---------- EXERCISE INPUTS

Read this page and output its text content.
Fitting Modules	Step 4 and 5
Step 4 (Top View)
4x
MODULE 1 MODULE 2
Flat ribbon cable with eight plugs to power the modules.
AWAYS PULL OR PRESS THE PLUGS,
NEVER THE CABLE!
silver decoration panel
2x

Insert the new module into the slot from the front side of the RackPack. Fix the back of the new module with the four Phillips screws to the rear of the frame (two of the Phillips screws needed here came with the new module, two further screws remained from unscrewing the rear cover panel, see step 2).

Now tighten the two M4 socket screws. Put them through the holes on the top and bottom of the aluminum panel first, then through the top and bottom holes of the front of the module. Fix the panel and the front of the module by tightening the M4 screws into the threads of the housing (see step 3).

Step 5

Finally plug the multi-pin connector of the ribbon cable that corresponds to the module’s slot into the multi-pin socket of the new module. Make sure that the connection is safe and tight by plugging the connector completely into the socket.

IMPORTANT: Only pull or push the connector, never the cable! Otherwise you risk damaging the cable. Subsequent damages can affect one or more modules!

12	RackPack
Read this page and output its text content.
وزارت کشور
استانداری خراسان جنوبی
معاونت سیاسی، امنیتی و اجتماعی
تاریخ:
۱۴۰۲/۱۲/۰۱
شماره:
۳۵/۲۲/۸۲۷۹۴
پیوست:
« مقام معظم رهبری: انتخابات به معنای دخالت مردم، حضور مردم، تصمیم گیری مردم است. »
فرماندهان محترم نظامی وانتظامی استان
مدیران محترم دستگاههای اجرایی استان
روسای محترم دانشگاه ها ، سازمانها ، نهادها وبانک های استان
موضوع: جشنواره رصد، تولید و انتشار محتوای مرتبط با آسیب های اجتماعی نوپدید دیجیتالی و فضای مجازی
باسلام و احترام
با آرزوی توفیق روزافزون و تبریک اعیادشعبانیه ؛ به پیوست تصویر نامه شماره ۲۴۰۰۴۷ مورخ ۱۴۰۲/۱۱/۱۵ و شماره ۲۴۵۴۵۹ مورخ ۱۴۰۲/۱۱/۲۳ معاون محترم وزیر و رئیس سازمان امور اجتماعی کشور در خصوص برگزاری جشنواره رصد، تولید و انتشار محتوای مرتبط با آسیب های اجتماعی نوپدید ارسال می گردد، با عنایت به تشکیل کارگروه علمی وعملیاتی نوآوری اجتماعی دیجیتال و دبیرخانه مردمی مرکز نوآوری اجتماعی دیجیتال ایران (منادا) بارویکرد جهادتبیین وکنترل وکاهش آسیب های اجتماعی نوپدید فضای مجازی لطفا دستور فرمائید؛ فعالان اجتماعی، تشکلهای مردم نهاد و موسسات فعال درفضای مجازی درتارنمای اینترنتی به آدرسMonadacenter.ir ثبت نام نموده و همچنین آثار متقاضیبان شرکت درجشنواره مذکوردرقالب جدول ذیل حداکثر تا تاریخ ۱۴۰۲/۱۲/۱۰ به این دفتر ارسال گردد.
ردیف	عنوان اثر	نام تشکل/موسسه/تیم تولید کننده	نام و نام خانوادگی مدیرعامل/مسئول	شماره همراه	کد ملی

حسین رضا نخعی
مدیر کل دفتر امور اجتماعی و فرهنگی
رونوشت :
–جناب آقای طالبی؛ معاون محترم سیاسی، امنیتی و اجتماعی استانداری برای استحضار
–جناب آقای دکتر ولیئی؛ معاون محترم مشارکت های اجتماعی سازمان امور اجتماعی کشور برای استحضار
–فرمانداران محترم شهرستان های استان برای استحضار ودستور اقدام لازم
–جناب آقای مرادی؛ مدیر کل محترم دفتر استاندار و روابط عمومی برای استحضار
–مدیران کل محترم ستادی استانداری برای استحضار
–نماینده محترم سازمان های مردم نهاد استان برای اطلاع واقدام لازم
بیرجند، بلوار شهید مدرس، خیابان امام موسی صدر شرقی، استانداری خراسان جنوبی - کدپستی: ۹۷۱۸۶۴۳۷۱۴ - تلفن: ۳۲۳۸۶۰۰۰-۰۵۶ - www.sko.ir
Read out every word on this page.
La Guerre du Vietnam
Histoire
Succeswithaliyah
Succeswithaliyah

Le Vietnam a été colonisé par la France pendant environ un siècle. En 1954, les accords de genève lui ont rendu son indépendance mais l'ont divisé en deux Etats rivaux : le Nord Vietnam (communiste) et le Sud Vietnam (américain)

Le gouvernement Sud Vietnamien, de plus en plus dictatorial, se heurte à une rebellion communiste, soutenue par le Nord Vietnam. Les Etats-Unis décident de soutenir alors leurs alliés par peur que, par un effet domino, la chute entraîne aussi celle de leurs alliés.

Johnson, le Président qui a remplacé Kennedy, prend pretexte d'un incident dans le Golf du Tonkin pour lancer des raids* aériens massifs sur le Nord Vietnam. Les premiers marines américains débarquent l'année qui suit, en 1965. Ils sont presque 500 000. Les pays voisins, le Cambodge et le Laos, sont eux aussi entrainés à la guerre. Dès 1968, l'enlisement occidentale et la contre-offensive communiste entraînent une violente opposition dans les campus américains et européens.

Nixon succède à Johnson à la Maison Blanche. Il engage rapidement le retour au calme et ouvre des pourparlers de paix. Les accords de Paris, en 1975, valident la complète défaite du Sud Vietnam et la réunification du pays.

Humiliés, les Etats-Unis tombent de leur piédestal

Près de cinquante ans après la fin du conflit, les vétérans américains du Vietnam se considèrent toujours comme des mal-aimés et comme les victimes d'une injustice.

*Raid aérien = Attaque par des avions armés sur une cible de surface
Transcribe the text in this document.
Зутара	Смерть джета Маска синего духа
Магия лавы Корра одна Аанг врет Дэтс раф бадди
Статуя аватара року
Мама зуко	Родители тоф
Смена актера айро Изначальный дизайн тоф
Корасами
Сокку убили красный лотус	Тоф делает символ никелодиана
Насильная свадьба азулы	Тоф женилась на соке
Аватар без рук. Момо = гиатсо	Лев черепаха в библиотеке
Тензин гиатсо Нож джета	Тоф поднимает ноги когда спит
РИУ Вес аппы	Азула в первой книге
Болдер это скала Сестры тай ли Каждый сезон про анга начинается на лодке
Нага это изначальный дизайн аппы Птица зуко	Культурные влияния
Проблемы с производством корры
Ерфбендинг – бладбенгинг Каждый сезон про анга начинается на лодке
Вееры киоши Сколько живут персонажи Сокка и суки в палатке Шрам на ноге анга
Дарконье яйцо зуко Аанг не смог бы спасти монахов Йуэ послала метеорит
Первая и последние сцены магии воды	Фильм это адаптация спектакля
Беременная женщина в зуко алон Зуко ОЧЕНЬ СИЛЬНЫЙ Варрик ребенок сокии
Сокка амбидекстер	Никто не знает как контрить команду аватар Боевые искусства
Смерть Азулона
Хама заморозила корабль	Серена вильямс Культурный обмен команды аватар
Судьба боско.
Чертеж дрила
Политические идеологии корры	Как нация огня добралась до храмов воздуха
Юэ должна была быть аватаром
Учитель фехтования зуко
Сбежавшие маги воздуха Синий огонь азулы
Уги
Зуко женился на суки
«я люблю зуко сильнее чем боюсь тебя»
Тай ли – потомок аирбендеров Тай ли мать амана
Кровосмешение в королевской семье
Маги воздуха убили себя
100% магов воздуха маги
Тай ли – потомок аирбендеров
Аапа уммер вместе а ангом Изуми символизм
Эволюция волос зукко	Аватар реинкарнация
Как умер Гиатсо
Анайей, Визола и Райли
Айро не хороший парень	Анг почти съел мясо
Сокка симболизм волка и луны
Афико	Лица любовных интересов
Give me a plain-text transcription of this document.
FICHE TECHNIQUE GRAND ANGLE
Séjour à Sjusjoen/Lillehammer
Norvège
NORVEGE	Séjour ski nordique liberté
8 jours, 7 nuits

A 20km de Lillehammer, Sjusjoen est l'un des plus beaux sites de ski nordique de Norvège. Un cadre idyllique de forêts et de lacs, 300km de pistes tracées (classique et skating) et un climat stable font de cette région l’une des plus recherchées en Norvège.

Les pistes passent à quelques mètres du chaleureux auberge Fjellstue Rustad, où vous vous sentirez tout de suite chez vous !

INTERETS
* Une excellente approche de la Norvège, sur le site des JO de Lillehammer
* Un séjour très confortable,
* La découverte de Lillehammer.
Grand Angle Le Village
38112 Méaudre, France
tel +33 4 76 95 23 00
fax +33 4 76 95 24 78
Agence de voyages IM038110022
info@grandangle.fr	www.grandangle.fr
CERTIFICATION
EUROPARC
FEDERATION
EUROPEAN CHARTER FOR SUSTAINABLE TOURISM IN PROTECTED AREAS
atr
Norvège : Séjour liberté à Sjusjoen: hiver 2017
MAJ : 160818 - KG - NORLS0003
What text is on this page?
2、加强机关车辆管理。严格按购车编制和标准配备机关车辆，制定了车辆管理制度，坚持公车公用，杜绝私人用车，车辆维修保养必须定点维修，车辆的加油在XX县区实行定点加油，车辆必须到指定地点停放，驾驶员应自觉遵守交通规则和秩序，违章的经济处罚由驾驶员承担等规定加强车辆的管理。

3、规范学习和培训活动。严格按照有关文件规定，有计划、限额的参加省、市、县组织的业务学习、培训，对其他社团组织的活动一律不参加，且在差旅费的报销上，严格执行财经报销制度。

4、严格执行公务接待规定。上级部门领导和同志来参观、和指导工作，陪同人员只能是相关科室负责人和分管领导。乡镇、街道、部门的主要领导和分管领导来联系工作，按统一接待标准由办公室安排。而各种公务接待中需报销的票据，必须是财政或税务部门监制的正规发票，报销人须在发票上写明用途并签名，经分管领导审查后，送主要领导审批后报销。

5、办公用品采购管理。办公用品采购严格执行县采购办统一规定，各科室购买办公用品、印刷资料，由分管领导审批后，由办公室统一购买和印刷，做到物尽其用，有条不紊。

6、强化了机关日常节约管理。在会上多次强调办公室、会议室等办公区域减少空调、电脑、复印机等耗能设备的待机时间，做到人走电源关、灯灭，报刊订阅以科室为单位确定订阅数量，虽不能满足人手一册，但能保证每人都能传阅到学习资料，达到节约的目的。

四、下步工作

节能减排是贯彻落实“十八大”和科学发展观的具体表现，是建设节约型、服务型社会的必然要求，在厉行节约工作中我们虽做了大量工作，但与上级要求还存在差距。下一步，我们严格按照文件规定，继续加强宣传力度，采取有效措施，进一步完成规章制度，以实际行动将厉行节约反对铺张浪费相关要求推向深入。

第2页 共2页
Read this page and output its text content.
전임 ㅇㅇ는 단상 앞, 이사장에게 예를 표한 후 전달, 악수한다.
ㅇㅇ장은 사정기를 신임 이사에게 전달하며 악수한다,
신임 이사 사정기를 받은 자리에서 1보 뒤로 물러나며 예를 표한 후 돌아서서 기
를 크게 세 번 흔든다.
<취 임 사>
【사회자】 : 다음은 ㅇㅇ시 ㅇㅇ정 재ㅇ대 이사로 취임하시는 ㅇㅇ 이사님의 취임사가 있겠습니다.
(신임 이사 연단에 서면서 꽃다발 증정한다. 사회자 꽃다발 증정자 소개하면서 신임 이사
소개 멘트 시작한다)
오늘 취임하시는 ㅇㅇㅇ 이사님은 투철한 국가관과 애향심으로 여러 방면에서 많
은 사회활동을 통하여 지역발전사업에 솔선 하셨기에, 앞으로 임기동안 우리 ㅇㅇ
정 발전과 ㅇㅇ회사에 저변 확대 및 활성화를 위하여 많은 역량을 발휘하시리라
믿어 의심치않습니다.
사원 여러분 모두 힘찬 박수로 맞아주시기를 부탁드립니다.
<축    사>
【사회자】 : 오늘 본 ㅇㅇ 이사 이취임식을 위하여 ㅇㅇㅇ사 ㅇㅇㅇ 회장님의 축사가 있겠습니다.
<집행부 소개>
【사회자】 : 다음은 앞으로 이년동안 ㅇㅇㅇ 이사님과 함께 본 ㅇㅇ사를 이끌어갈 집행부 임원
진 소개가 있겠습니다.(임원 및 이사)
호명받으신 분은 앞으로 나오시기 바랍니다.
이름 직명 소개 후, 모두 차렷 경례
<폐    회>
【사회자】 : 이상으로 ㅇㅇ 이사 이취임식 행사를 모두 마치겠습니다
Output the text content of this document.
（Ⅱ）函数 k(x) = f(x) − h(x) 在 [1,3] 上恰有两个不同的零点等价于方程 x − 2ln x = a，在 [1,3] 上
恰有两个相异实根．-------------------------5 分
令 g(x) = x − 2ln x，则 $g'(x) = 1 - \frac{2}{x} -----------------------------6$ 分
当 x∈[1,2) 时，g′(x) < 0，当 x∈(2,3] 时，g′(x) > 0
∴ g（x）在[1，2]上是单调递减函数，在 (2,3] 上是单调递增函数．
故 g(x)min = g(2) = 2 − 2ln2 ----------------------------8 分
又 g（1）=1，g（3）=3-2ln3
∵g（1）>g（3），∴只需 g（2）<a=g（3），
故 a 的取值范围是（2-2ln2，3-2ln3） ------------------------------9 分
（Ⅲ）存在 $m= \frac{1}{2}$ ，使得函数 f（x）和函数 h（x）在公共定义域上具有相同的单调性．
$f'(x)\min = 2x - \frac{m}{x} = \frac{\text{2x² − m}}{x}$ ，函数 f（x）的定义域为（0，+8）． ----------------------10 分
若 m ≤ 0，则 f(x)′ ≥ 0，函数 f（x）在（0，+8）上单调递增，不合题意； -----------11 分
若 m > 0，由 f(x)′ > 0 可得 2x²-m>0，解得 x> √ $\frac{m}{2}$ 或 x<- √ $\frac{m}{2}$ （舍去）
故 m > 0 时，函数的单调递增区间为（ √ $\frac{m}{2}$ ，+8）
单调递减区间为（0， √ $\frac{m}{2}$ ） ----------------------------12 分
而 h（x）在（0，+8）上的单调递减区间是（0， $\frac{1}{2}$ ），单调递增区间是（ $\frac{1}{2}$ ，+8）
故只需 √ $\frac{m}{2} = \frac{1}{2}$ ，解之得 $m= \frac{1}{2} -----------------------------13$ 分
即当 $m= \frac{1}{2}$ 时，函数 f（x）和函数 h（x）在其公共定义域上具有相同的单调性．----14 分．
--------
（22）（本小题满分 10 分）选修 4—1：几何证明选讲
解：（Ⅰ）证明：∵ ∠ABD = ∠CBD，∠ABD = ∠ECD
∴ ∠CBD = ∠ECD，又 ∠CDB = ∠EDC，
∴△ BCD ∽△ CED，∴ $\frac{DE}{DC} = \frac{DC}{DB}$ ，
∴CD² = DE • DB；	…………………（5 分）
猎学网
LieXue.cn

--------------------

▶ [GIVEN REQUEST]: Find the string "برای" in the entries above and return each line that holds it.

▶ [REPLY]:
–جناب آقای طالبی؛ معاون محترم سیاسی، امنیتی و اجتماعی استانداری برای استحضار
–جناب آقای دکتر ولیئی؛ معاون محترم مشارکت های اجتماعی سازمان امور اجتماعی کشور برای استحضار
–فرمانداران محترم شهرستان های استان برای استحضار ودستور اقدام لازم
–جناب آقای مرادی؛ مدیر کل محترم دفتر استاندار و روابط عمومی برای استحضار
–مدیران کل محترم ستادی استانداری برای استحضار
–نماینده محترم سازمان های مردم نهاد استان برای اطلاع واقدام لازم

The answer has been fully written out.